→ Request: Pull out each line of the data that includes the word "JSON".

→ Provided records:

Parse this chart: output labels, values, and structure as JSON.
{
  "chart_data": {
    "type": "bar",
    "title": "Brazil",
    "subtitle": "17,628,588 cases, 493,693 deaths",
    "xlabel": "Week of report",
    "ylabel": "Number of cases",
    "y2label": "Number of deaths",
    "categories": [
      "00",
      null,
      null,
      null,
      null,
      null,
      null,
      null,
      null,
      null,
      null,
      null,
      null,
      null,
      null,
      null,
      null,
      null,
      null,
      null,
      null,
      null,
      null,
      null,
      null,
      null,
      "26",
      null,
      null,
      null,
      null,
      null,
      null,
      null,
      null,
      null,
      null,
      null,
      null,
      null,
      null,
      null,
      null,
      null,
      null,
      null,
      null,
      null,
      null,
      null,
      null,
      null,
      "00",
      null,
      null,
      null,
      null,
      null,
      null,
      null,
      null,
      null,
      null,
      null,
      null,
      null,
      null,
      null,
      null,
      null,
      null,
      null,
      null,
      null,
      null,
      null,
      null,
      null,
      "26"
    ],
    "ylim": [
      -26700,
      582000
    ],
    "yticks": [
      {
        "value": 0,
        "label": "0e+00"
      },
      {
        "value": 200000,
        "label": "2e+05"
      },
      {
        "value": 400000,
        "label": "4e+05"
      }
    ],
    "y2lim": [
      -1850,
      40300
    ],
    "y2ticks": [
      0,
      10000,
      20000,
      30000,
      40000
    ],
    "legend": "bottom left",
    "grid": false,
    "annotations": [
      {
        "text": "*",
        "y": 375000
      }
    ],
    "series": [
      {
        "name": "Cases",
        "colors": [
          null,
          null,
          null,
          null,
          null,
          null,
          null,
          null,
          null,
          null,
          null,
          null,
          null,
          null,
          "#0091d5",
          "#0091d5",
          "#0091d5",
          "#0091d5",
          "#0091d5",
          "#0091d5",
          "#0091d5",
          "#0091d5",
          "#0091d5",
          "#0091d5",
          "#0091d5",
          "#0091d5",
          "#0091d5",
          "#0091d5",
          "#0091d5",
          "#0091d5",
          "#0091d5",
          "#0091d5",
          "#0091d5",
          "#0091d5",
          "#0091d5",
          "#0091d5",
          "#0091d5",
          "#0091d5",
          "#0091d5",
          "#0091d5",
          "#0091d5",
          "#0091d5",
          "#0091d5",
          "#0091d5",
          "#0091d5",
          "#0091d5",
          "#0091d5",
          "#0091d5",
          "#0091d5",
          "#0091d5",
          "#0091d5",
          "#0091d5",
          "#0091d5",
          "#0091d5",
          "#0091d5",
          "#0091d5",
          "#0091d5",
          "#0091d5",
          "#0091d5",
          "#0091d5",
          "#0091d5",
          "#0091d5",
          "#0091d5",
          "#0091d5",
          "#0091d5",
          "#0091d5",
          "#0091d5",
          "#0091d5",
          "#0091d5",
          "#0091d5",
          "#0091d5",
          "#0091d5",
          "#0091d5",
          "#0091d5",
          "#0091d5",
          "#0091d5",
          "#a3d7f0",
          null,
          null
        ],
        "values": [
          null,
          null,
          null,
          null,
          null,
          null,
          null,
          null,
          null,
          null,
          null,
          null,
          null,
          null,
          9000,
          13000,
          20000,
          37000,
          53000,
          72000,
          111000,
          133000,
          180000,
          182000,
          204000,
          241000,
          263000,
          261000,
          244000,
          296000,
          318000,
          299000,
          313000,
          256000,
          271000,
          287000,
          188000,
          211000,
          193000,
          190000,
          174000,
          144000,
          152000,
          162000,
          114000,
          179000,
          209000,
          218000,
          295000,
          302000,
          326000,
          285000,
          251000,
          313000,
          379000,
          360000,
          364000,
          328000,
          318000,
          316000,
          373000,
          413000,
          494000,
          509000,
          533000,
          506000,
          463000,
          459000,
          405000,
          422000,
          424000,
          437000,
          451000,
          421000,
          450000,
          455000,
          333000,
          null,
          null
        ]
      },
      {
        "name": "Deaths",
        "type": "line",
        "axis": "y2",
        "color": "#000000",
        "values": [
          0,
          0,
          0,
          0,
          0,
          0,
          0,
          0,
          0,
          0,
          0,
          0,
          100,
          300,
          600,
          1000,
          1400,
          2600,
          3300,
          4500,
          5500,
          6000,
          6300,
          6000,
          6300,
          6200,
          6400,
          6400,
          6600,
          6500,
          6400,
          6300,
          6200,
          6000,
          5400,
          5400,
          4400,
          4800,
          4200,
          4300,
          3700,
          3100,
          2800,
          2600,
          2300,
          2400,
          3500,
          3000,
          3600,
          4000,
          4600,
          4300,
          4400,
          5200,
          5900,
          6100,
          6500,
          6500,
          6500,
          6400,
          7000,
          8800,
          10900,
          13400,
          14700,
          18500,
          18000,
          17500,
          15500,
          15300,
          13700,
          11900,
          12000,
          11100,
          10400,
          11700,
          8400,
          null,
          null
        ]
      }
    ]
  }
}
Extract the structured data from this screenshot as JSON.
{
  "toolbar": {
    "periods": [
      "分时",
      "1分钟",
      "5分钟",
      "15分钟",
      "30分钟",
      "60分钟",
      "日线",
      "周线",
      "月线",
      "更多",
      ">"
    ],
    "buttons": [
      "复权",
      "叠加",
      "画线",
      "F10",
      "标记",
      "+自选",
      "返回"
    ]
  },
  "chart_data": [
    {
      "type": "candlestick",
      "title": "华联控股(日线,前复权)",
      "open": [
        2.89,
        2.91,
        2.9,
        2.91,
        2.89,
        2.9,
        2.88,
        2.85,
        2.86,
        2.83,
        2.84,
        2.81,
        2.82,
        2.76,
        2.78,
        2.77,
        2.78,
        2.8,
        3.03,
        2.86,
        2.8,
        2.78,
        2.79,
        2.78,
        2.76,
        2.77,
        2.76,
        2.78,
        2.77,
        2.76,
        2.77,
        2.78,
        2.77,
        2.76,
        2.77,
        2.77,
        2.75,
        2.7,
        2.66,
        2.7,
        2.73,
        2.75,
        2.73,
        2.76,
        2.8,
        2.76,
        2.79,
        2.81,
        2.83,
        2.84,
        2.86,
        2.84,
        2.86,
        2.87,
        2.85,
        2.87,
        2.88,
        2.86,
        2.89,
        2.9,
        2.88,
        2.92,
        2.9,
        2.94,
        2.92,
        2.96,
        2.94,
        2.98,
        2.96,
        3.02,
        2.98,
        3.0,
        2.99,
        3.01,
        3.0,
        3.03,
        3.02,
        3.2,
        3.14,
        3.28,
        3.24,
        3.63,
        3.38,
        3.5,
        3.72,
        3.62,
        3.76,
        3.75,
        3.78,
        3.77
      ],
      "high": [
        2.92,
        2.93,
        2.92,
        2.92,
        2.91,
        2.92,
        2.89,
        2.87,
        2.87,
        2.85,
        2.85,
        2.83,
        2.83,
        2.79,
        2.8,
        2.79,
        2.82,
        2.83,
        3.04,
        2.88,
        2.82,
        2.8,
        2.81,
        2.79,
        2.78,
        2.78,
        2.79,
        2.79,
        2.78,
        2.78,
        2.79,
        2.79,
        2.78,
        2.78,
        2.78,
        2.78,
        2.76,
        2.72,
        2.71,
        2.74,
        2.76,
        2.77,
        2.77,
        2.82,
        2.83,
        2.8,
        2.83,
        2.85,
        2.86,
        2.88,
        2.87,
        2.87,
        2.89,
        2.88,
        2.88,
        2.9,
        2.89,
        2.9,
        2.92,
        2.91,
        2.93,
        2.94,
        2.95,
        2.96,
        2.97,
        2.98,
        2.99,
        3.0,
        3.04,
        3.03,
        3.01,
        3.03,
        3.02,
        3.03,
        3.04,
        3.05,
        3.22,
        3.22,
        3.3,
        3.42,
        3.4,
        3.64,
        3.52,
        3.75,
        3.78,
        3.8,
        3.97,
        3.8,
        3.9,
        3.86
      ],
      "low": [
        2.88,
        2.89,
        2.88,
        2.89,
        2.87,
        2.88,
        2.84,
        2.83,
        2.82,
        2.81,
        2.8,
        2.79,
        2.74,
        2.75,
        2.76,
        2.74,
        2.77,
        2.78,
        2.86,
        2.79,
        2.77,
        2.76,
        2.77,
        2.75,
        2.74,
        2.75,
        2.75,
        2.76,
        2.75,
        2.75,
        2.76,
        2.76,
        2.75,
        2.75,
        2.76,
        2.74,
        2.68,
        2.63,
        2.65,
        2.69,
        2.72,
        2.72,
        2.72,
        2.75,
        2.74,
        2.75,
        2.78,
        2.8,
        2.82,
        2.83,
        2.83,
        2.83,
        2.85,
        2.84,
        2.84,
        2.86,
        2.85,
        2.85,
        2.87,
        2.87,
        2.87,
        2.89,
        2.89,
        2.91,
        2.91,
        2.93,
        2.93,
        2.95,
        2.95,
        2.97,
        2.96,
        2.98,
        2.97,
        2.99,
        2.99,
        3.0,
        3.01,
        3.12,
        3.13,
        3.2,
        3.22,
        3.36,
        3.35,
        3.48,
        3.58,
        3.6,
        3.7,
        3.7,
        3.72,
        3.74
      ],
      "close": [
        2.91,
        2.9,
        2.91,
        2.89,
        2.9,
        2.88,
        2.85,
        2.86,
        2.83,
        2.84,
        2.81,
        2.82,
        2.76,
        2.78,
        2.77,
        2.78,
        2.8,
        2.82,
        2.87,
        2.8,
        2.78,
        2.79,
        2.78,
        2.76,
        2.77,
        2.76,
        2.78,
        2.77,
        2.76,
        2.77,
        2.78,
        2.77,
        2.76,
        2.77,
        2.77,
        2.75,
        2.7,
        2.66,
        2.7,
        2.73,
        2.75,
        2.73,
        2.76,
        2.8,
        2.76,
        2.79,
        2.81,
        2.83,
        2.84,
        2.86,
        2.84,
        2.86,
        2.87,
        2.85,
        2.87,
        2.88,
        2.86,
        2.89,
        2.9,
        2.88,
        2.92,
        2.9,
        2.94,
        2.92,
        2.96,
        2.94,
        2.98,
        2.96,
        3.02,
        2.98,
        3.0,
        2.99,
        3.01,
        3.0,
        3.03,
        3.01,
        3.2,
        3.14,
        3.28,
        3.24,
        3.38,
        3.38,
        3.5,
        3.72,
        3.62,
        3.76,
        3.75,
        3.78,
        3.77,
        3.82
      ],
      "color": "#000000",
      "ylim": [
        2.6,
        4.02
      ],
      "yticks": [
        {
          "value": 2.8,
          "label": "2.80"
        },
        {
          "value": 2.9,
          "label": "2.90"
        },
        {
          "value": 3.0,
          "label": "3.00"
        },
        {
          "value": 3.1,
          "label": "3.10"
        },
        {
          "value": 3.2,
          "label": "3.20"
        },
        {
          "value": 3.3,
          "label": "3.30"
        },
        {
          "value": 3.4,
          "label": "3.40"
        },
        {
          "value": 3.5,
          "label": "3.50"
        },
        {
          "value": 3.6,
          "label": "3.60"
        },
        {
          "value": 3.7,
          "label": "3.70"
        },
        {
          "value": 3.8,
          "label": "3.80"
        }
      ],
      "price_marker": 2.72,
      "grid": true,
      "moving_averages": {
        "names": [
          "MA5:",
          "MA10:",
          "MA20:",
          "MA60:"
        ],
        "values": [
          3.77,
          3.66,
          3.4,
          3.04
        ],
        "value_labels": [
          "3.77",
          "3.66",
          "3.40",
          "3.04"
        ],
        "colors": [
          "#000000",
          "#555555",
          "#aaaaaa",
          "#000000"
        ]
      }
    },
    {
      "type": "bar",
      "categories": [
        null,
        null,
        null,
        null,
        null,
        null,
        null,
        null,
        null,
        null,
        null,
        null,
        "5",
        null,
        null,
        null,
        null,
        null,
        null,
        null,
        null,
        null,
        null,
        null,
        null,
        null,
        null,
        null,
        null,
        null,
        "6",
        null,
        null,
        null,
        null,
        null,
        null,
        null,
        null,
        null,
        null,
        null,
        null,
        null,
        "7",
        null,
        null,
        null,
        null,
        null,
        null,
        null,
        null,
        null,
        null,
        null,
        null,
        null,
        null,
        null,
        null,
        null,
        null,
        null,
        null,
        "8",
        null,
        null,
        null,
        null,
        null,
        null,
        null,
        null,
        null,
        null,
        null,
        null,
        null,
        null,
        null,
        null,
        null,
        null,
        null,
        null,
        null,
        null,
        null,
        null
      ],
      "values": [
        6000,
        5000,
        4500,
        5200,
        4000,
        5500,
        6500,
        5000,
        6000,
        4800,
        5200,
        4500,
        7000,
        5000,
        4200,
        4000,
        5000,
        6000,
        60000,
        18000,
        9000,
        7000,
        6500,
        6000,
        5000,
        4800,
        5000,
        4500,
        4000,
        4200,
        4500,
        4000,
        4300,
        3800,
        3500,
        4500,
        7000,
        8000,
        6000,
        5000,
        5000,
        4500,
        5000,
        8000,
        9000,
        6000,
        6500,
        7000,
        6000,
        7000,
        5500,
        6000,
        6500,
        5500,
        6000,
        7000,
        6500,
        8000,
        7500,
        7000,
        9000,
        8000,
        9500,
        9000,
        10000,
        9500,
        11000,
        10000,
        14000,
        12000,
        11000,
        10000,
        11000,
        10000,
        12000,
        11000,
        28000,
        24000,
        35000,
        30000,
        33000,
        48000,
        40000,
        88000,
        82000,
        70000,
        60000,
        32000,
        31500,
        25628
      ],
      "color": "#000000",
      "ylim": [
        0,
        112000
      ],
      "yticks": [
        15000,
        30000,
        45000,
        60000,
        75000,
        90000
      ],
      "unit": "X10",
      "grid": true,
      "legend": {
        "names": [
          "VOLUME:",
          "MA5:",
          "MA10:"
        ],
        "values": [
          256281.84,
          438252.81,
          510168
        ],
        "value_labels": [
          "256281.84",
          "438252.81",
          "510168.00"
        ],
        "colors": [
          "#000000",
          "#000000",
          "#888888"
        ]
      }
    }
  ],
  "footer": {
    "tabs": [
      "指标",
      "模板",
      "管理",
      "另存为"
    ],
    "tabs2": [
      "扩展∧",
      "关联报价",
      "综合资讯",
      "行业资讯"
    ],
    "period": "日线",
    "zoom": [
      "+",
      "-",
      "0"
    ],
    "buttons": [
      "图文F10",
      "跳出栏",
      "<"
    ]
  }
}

→ Answer:
Parse this chart: output labels, values, and structure as JSON.
Extract the structured data from this screenshot as JSON.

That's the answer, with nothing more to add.